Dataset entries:
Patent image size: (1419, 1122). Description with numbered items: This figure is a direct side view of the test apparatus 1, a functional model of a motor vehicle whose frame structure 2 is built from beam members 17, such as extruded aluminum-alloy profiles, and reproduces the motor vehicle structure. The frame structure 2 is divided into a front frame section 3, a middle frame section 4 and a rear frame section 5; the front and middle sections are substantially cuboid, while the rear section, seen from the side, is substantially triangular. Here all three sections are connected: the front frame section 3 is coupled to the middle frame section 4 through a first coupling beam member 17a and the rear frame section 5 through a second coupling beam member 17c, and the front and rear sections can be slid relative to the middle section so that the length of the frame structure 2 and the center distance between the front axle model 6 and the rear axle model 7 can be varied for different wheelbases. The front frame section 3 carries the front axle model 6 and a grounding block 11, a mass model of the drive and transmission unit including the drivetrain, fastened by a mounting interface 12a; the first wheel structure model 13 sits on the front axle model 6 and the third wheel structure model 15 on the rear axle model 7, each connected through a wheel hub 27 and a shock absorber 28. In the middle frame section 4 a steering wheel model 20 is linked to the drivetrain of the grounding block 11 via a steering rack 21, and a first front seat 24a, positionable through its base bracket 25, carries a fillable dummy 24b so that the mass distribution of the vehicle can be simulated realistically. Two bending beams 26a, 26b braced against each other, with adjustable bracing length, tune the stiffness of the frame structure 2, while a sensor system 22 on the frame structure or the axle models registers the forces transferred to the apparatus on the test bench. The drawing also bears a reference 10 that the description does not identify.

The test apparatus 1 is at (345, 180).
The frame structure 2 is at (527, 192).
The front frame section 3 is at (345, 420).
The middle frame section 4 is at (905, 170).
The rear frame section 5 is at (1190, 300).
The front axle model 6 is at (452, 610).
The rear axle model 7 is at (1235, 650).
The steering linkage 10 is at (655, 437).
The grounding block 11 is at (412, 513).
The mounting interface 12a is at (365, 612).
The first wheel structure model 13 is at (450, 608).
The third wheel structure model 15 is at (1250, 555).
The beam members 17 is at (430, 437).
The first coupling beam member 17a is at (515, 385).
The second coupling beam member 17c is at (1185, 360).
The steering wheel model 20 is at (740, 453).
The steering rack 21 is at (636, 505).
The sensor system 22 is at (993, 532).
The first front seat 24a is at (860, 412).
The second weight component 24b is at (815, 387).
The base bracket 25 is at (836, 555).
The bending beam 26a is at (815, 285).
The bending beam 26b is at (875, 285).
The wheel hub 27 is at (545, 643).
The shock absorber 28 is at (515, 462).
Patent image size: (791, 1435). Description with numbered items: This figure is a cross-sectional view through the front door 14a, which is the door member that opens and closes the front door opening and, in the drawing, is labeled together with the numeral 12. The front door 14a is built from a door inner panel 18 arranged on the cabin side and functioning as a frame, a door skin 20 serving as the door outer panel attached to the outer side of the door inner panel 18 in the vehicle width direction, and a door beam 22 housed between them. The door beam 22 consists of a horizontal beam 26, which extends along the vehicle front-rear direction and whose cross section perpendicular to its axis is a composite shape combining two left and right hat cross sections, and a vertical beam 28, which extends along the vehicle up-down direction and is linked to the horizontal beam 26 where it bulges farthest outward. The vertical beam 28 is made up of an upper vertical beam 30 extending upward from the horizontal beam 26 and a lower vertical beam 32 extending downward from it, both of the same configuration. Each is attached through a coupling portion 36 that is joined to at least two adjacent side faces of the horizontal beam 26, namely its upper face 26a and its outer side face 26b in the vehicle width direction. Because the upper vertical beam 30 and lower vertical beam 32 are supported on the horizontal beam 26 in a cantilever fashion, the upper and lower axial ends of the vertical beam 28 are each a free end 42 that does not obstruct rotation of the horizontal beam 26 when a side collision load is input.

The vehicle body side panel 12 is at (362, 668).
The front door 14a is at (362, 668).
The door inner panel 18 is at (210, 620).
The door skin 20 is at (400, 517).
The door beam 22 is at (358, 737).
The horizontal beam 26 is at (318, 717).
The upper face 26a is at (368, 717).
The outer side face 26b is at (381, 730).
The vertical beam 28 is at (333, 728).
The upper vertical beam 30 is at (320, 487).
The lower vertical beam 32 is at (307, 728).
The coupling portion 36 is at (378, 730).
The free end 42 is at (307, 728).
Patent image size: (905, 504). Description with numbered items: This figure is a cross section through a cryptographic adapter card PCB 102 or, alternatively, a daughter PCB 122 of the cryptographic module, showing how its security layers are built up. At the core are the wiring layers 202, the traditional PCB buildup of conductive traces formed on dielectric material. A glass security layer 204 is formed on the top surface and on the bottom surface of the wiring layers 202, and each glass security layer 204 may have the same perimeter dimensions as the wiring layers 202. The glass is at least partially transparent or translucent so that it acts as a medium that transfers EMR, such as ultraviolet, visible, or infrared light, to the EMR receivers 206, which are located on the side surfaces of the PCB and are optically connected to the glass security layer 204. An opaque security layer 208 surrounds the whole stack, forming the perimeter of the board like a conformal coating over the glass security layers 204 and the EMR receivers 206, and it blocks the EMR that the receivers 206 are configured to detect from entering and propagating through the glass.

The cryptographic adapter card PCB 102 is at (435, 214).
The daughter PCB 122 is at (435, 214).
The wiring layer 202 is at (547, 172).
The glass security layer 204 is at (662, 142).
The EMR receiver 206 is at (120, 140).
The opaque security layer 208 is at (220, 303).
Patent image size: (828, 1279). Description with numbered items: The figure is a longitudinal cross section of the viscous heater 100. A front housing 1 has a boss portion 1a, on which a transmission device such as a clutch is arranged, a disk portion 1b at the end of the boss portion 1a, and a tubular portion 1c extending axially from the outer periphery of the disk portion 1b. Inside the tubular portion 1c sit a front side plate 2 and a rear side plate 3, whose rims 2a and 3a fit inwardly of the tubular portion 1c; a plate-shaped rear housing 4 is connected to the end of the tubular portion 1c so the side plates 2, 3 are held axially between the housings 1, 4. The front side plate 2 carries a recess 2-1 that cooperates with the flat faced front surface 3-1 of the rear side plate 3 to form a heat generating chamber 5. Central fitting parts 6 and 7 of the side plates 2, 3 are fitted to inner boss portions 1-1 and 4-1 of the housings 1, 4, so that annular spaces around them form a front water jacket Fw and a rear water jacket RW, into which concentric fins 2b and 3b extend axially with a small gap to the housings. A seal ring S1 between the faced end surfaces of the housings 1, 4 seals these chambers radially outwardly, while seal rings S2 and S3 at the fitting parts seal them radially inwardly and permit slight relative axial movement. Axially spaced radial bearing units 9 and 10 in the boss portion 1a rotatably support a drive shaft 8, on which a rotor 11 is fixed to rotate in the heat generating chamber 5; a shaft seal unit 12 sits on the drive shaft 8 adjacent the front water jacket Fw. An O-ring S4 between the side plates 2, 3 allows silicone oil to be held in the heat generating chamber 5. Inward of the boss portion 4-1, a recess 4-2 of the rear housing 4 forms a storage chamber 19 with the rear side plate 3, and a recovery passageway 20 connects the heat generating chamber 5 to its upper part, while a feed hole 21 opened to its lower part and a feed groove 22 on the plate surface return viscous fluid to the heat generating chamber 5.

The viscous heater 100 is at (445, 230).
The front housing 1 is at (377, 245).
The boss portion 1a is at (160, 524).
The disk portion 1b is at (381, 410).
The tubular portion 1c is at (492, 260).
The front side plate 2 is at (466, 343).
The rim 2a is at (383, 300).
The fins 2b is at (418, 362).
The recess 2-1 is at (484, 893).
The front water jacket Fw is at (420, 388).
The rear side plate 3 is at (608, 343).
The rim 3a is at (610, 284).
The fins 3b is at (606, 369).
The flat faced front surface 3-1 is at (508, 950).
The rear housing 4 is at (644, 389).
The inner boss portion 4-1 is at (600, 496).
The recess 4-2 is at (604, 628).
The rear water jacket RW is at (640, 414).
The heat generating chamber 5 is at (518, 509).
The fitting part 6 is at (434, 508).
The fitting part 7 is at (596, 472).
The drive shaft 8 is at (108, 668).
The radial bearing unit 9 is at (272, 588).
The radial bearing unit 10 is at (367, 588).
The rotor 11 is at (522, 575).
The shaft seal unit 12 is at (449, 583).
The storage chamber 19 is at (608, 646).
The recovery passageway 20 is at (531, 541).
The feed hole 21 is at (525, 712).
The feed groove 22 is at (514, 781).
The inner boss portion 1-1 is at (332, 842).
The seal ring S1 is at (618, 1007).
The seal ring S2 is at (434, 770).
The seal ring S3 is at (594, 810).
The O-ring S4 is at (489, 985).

_REQUIRED WORK_.
Put the records starting at the line containing "Patent image size: (905, 504)." and ending at the line containing "The opaque security" into a Markdown table with the columns Row and Text, numbering each row and leaving out blank lines.

_RESPONSE TO THE EXERCISE_.
| Row | Text |
|---|---|
| 1 | Patent image size: (905, 504). Description with numbered items: This figure is a cross section through a cryptographic adapter card PCB 102 or, alternatively, a daughter PCB 122 of the cryptographic module, showing how its security layers are built up. At the core are the wiring layers 202, the traditional PCB buildup of conductive traces formed on dielectric material. A glass security layer 204 is formed on the top surface and on the bottom surface of the wiring layers 202, and each glass security layer 204 may have the same perimeter dimensions as the wiring layers 202. The glass is at least partially transparent or translucent so that it acts as a medium that transfers EMR, such as ultraviolet, visible, or infrared light, to the EMR receivers 206, which are located on the side surfaces of the PCB and are optically connected to the glass security layer 204. An opaque security layer 208 surrounds the whole stack, forming the perimeter of the board like a conformal coating over the glass security layers 204 and the EMR receivers 206, and it blocks the EMR that the receivers 206 are configured to detect from entering and propagating through the glass. |
| 2 | The cryptographic adapter card PCB 102 is at (435, 214). |
| 3 | The daughter PCB 122 is at (435, 214). |
| 4 | The wiring layer 202 is at (547, 172). |
| 5 | The glass security layer 204 is at (662, 142). |
| 6 | The EMR receiver 206 is at (120, 140). |
| 7 | The opaque security layer 208 is at (220, 303). |